> [TASK]
Examine the records and identify each line that includes the string "Mrem". Copy those lines.

Stored items
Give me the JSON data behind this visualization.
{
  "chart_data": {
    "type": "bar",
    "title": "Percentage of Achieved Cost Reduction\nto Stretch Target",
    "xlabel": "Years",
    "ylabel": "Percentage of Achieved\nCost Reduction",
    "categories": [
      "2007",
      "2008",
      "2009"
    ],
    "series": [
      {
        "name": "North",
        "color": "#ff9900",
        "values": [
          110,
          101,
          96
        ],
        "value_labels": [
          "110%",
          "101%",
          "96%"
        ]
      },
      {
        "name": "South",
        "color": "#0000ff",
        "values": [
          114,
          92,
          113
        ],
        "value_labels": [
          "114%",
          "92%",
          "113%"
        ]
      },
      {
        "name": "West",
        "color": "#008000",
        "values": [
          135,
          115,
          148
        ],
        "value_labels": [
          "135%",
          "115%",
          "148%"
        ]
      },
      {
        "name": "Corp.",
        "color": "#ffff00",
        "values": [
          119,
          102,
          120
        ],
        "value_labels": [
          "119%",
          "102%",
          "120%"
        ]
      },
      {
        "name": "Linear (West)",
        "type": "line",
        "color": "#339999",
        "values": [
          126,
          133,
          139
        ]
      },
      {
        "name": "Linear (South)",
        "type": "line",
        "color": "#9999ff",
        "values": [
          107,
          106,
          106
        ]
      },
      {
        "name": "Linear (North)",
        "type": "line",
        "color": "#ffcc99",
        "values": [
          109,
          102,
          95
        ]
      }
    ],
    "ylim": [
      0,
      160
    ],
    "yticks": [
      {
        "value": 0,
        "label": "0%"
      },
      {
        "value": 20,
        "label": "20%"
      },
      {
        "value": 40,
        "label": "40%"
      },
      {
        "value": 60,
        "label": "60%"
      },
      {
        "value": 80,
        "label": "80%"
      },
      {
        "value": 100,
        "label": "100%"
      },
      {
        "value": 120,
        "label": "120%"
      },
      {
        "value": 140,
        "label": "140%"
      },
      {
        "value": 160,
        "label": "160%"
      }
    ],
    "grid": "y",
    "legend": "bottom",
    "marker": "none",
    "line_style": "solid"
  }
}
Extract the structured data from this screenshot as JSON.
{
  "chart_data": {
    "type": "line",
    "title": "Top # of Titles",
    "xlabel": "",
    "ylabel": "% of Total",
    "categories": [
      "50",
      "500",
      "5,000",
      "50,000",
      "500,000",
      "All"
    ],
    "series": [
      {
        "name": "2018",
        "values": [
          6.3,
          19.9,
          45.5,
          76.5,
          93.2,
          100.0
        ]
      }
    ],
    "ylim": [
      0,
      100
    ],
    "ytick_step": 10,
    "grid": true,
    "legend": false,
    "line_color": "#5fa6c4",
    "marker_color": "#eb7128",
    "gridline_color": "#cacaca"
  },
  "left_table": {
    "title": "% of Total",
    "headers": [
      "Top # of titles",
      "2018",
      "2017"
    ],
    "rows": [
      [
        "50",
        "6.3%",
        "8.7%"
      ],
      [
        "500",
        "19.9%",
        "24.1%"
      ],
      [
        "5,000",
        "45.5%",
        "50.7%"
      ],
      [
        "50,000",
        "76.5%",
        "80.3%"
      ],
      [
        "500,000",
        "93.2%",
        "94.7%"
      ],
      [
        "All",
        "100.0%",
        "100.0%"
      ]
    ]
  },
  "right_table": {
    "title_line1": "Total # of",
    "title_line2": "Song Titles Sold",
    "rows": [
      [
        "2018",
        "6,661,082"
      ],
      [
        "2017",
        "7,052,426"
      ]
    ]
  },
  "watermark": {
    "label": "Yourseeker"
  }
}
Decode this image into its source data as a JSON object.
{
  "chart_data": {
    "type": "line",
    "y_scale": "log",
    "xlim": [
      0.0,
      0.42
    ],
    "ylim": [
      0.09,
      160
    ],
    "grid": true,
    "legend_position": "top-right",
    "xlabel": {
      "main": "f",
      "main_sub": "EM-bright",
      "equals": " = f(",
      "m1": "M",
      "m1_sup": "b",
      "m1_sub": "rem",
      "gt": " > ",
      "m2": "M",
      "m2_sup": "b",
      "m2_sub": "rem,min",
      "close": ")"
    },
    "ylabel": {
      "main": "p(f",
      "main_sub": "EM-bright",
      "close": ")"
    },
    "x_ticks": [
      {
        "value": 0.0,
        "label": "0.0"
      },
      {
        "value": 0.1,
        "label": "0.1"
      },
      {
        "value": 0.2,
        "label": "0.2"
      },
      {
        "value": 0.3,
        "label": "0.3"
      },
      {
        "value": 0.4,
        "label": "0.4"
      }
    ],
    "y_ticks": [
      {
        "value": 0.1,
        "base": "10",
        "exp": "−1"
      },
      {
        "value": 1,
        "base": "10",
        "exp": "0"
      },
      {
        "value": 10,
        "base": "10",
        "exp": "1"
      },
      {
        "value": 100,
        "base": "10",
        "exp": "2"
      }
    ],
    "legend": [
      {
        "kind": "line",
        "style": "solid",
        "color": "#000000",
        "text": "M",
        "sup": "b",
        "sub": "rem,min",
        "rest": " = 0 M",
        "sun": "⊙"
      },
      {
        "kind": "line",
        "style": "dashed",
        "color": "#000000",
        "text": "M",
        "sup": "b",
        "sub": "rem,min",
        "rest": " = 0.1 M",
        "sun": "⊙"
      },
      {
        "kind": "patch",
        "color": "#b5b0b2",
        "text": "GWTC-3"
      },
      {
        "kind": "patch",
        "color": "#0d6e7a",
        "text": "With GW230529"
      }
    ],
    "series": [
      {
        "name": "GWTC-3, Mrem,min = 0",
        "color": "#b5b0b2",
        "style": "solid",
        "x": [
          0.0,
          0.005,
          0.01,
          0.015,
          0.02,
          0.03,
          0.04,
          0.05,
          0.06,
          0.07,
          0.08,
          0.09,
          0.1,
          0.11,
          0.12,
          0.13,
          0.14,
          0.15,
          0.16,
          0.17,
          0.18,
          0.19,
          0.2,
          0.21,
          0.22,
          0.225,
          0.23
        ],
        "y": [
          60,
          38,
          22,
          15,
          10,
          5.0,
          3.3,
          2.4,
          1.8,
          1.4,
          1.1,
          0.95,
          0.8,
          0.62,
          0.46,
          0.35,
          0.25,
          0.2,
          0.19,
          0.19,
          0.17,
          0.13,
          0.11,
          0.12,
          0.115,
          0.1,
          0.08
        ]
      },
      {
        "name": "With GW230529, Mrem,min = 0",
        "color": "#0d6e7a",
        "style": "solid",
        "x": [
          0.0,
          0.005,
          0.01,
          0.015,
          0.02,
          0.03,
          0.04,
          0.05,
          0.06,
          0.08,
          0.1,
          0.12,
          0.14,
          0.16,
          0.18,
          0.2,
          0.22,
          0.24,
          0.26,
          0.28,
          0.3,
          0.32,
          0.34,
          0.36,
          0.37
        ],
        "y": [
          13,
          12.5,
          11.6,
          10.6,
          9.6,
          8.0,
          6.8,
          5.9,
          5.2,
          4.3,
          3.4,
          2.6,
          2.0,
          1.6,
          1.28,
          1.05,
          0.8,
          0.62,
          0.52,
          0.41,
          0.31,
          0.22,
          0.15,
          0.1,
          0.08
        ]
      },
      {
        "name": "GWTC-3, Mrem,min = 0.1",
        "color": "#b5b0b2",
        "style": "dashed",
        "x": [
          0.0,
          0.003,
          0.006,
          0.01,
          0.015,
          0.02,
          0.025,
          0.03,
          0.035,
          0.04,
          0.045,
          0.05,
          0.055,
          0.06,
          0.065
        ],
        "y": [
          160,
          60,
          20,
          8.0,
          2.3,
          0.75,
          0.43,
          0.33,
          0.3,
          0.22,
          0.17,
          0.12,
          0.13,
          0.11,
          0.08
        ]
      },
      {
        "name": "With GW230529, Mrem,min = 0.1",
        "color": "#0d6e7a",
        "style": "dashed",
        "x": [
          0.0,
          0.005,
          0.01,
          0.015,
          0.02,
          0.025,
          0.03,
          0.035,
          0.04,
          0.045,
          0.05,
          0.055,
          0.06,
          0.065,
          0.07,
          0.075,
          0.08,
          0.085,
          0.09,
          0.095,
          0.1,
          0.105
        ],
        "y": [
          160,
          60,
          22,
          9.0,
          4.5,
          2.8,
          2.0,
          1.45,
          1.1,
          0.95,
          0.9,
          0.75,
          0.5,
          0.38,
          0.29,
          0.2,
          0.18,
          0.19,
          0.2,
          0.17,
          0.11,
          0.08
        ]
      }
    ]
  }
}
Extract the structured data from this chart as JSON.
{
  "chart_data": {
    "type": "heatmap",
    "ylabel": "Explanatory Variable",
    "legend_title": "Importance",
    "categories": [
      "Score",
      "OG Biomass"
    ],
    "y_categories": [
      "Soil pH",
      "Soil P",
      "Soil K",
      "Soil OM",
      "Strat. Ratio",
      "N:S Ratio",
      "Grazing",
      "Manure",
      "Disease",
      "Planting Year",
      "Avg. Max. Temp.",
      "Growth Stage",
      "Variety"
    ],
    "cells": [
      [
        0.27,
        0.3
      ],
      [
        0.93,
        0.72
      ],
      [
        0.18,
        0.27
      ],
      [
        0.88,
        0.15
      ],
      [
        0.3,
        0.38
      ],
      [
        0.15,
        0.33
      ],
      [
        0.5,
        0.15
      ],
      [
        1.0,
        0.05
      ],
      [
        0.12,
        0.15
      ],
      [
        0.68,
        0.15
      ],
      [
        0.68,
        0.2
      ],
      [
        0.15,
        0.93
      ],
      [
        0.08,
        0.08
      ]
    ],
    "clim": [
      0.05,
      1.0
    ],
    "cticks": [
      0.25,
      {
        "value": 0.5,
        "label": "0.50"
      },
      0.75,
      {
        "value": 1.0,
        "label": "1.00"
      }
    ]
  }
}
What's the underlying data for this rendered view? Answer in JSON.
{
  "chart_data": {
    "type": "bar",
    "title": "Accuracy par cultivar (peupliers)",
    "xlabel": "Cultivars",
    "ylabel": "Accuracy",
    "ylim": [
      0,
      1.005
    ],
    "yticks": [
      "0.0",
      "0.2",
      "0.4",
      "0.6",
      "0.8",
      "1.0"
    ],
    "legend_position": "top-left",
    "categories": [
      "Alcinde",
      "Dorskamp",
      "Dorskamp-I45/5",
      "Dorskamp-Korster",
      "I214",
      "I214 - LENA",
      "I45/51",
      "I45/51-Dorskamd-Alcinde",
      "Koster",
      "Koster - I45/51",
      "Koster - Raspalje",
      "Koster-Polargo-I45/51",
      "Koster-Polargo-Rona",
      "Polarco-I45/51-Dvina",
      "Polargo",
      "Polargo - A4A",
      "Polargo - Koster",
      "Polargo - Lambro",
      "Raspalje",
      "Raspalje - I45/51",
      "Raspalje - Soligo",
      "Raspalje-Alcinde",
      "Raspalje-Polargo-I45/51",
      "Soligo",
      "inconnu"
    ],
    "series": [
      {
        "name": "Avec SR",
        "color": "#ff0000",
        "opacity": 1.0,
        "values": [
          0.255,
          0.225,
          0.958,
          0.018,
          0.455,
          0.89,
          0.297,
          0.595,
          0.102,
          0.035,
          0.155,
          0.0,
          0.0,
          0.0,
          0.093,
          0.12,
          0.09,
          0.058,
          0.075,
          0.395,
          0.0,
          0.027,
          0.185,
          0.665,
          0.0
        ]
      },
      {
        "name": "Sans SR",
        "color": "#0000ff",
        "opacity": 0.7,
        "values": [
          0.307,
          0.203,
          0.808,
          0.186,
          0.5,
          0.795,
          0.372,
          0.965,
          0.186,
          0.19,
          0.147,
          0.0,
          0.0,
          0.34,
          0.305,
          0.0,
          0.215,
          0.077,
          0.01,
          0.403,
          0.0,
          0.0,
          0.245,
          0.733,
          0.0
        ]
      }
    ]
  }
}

> [SOLVED PROBLEM]
        "name": "GWTC-3, Mrem,min = 0",
        "name": "With GW230529, Mrem,min = 0",
        "name": "GWTC-3, Mrem,min = 0.1",
        "name": "With GW230529, Mrem,min = 0.1",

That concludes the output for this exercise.